Find all lines in the records that include the word "from", and copy them out.

::: Source material

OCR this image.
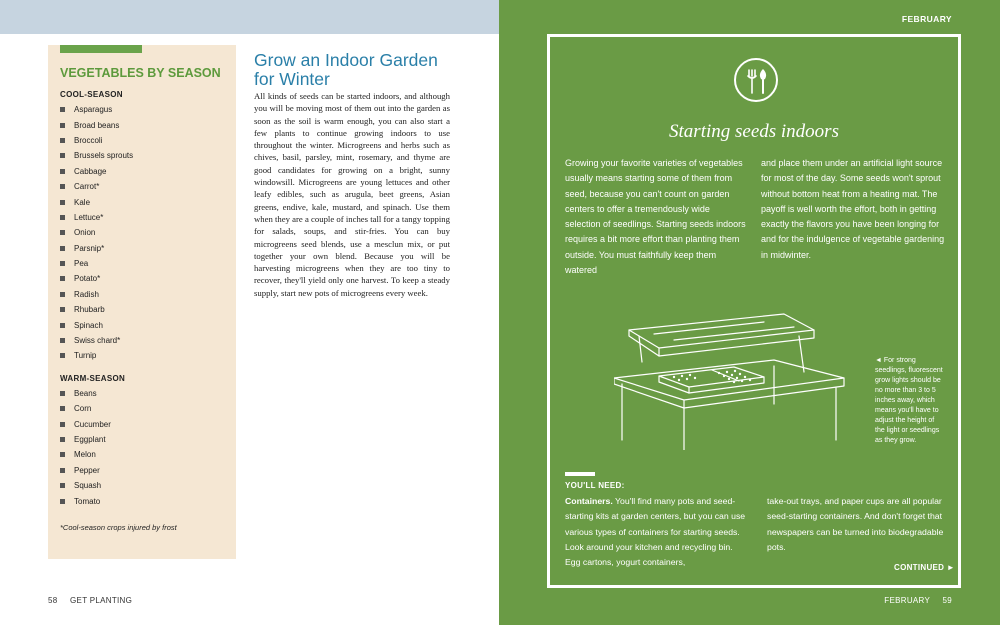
VEGETABLES BY SEASON
COOL-SEASON
Asparagus
Broad beans
Broccoli
Brussels sprouts
Cabbage
Carrot*
Kale
Lettuce*
Onion
Parsnip*
Pea
Potato*
Radish
Rhubarb
Spinach
Swiss chard*
Turnip
WARM-SEASON
Beans
Corn
Cucumber
Eggplant
Melon
Pepper
Squash
Tomato
*Cool-season crops injured by frost
Grow an Indoor Garden for Winter

All kinds of seeds can be started indoors, and although you will be moving most of them out into the garden as soon as the soil is warm enough, you can also start a few plants to continue growing indoors to use throughout the winter. Microgreens and herbs such as chives, basil, parsley, mint, rosemary, and thyme are good candidates for growing on a bright, sunny windowsill. Microgreens are young lettuces and other leafy edibles, such as arugula, beet greens, Asian greens, endive, kale, mustard, and spinach. Use them when they are a couple of inches tall for a tangy topping for salads, soups, and stir-fries. You can buy microgreens seed blends, use a mesclun mix, or put together your own blend. Because you will be harvesting microgreens when they are too tiny to recover, they'll yield only one harvest. To keep a steady supply, start new pots of microgreens every week.

58 GET PLANTING
FEBRUARY
Starting seeds indoors

Growing your favorite varieties of vegetables usually means starting some of them from seed, because you can't count on garden centers to offer a tremendously wide selection of seedlings. Starting seeds indoors requires a bit more effort than planting them outside. You must faithfully keep them watered

and place them under an artificial light source for most of the day. Some seeds won't sprout without bottom heat from a heating mat. The payoff is well worth the effort, both in getting exactly the flavors you have been longing for and for the indulgence of vegetable gardening in midwinter.

◄ For strong seedlings, fluorescent grow lights should be no more than 3 to 5 inches away, which means you'll have to adjust the height of the light or seedlings as they grow.

YOU'LL NEED:

Containers. You'll find many pots and seed-starting kits at garden centers, but you can use various types of containers for starting seeds. Look around your kitchen and recycling bin. Egg cartons, yogurt containers,

take-out trays, and paper cups are all popular seed-starting containers. And don't forget that newspapers can be turned into biodegradable pots.

CONTINUED ►
FEBRUARY 59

::::::

_Correct output_.
Growing your favorite varieties of vegetables usually means starting some of them from seed, because you can't count on garden centers to offer a tremendously wide selection of seedlings. Starting seeds indoors requires a bit more effort than planting them outside. You must faithfully keep them watered
and place them under an artificial light source for most of the day. Some seeds won't sprout without bottom heat from a heating mat. The payoff is well worth the effort, both in getting exactly the flavors you have been longing for and for the indulgence of vegetable gardening in midwinter.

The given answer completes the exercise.